→ Figure collection entries
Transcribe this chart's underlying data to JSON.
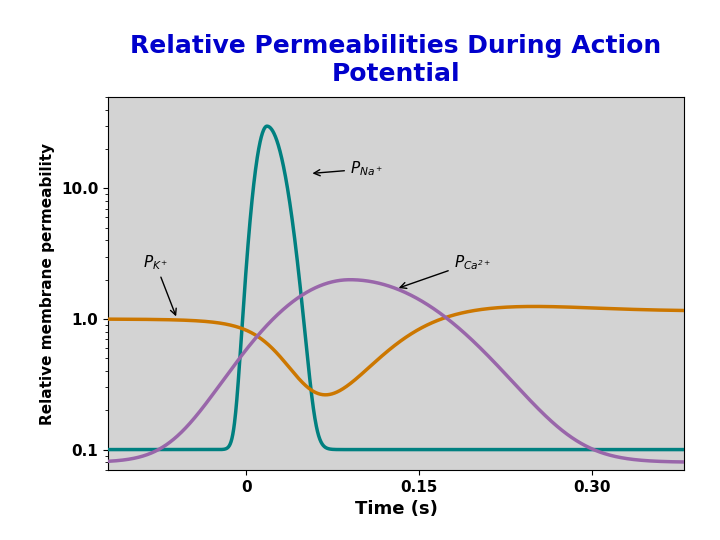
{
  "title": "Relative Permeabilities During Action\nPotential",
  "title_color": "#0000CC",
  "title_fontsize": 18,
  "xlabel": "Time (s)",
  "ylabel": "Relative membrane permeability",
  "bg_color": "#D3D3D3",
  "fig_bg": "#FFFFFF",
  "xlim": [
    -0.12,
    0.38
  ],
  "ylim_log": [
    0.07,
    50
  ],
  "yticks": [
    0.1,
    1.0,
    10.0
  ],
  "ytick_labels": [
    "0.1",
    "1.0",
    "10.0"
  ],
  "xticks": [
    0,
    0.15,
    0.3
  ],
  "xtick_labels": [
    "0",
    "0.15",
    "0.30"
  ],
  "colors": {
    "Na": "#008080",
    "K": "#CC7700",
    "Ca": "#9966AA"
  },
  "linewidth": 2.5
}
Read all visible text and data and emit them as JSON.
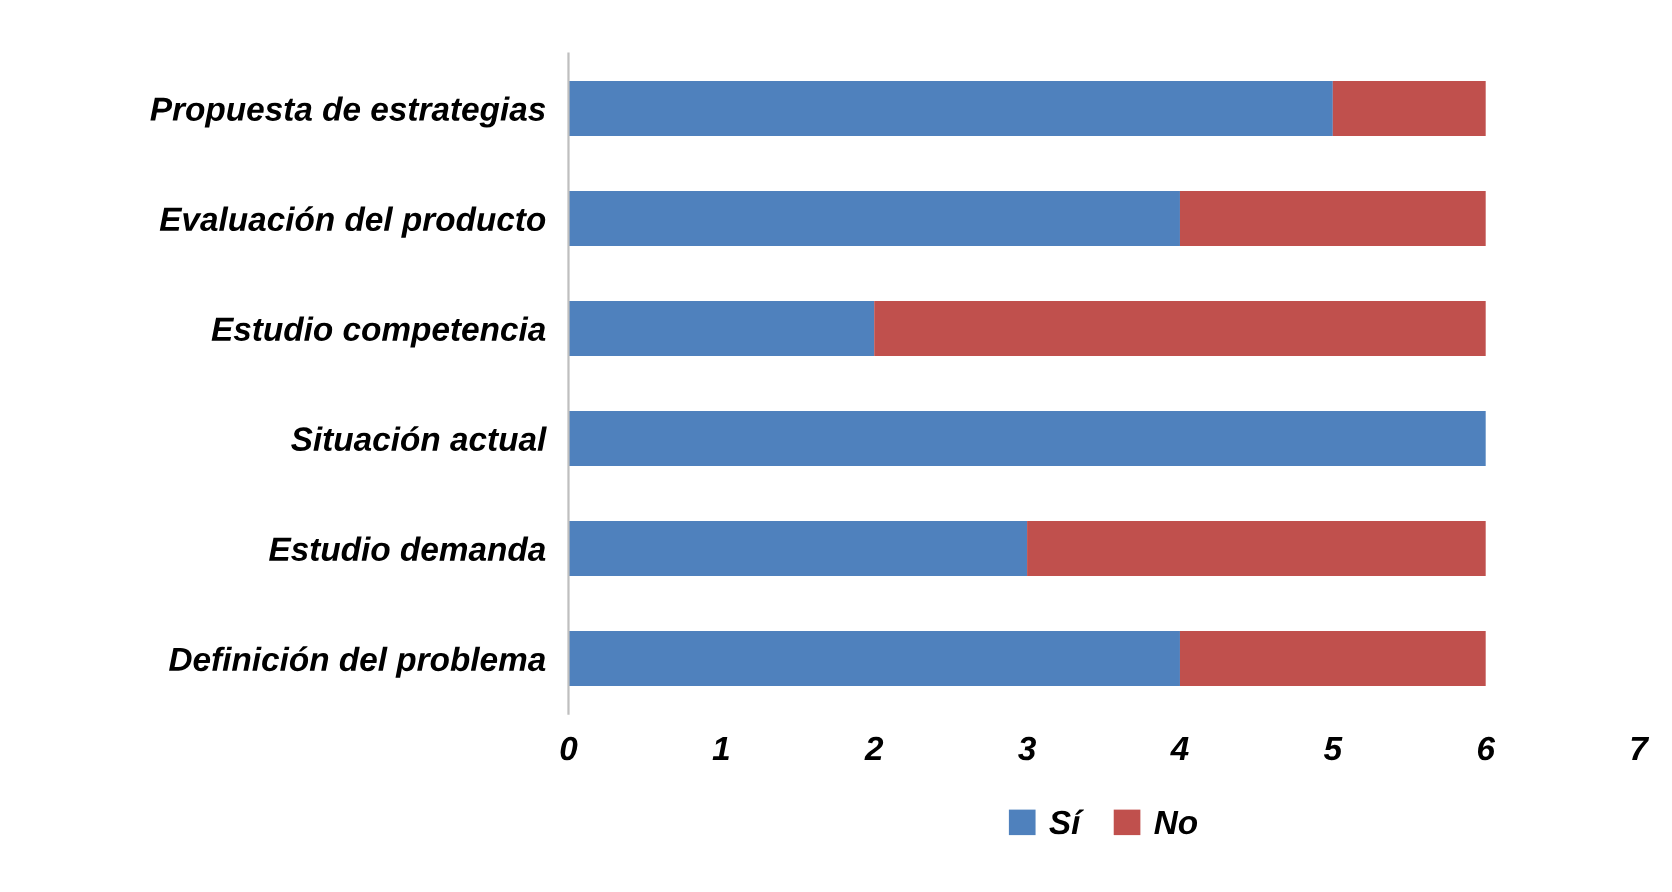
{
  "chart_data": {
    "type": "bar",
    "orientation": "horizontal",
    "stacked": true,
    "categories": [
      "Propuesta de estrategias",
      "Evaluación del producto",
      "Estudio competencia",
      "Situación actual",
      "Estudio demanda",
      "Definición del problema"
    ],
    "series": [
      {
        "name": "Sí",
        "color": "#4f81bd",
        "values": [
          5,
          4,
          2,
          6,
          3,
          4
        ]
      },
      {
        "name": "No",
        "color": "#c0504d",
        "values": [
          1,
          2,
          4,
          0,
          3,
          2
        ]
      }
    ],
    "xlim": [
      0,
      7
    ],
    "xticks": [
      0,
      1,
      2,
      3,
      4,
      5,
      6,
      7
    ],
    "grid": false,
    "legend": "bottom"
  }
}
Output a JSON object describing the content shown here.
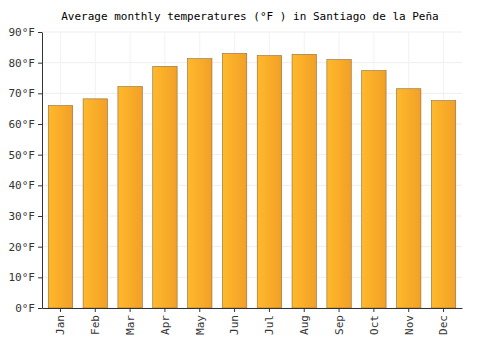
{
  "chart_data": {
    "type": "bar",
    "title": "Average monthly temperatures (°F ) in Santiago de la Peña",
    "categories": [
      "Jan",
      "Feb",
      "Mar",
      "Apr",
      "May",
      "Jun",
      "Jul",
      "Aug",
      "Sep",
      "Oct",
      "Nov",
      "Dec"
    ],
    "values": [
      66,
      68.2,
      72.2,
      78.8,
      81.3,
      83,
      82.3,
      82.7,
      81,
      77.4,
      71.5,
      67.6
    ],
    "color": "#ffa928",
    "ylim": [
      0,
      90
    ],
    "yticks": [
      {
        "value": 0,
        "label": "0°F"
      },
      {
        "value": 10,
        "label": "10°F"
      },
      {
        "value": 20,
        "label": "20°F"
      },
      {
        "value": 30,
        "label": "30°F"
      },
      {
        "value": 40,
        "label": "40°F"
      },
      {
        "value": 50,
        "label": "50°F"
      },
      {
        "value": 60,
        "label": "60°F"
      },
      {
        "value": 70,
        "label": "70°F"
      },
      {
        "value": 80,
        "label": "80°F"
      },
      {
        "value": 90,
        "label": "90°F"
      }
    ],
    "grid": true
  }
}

→ Work to be completed
Repeat verbatim all the material, but not the pictures.

→ Exercise response
Transcribe this chart's underlying data to JSON.
{
  "title": "Relative Permeabilities During Action\nPotential",
  "title_color": "#0000CC",
  "title_fontsize": 18,
  "xlabel": "Time (s)",
  "ylabel": "Relative membrane permeability",
  "bg_color": "#D3D3D3",
  "fig_bg": "#FFFFFF",
  "xlim": [
    -0.12,
    0.38
  ],
  "ylim_log": [
    0.07,
    50
  ],
  "yticks": [
    0.1,
    1.0,
    10.0
  ],
  "ytick_labels": [
    "0.1",
    "1.0",
    "10.0"
  ],
  "xticks": [
    0,
    0.15,
    0.3
  ],
  "xtick_labels": [
    "0",
    "0.15",
    "0.30"
  ],
  "colors": {
    "Na": "#008080",
    "K": "#CC7700",
    "Ca": "#9966AA"
  },
  "linewidth": 2.5
}
Read all visible text and data and emit them as JSON.
{
  "chart_data": {
    "type": "bar",
    "orientation": "horizontal",
    "stacked": true,
    "categories": [
      "Propuesta de estrategias",
      "Evaluación del producto",
      "Estudio competencia",
      "Situación actual",
      "Estudio demanda",
      "Definición del problema"
    ],
    "series": [
      {
        "name": "Sí",
        "color": "#4f81bd",
        "values": [
          5,
          4,
          2,
          6,
          3,
          4
        ]
      },
      {
        "name": "No",
        "color": "#c0504d",
        "values": [
          1,
          2,
          4,
          0,
          3,
          2
        ]
      }
    ],
    "xlim": [
      0,
      7
    ],
    "xticks": [
      0,
      1,
      2,
      3,
      4,
      5,
      6,
      7
    ],
    "grid": false,
    "legend": "bottom"
  }
}
Output a JSON object describing the content shown here.
{
  "chart_data": {
    "type": "bar",
    "title": "Average monthly temperatures (°F ) in Santiago de la Peña",
    "categories": [
      "Jan",
      "Feb",
      "Mar",
      "Apr",
      "May",
      "Jun",
      "Jul",
      "Aug",
      "Sep",
      "Oct",
      "Nov",
      "Dec"
    ],
    "values": [
      66,
      68.2,
      72.2,
      78.8,
      81.3,
      83,
      82.3,
      82.7,
      81,
      77.4,
      71.5,
      67.6
    ],
    "color": "#ffa928",
    "ylim": [
      0,
      90
    ],
    "yticks": [
      {
        "value": 0,
        "label": "0°F"
      },
      {
        "value": 10,
        "label": "10°F"
      },
      {
        "value": 20,
        "label": "20°F"
      },
      {
        "value": 30,
        "label": "30°F"
      },
      {
        "value": 40,
        "label": "40°F"
      },
      {
        "value": 50,
        "label": "50°F"
      },
      {
        "value": 60,
        "label": "60°F"
      },
      {
        "value": 70,
        "label": "70°F"
      },
      {
        "value": 80,
        "label": "80°F"
      },
      {
        "value": 90,
        "label": "90°F"
      }
    ],
    "grid": true
  }
}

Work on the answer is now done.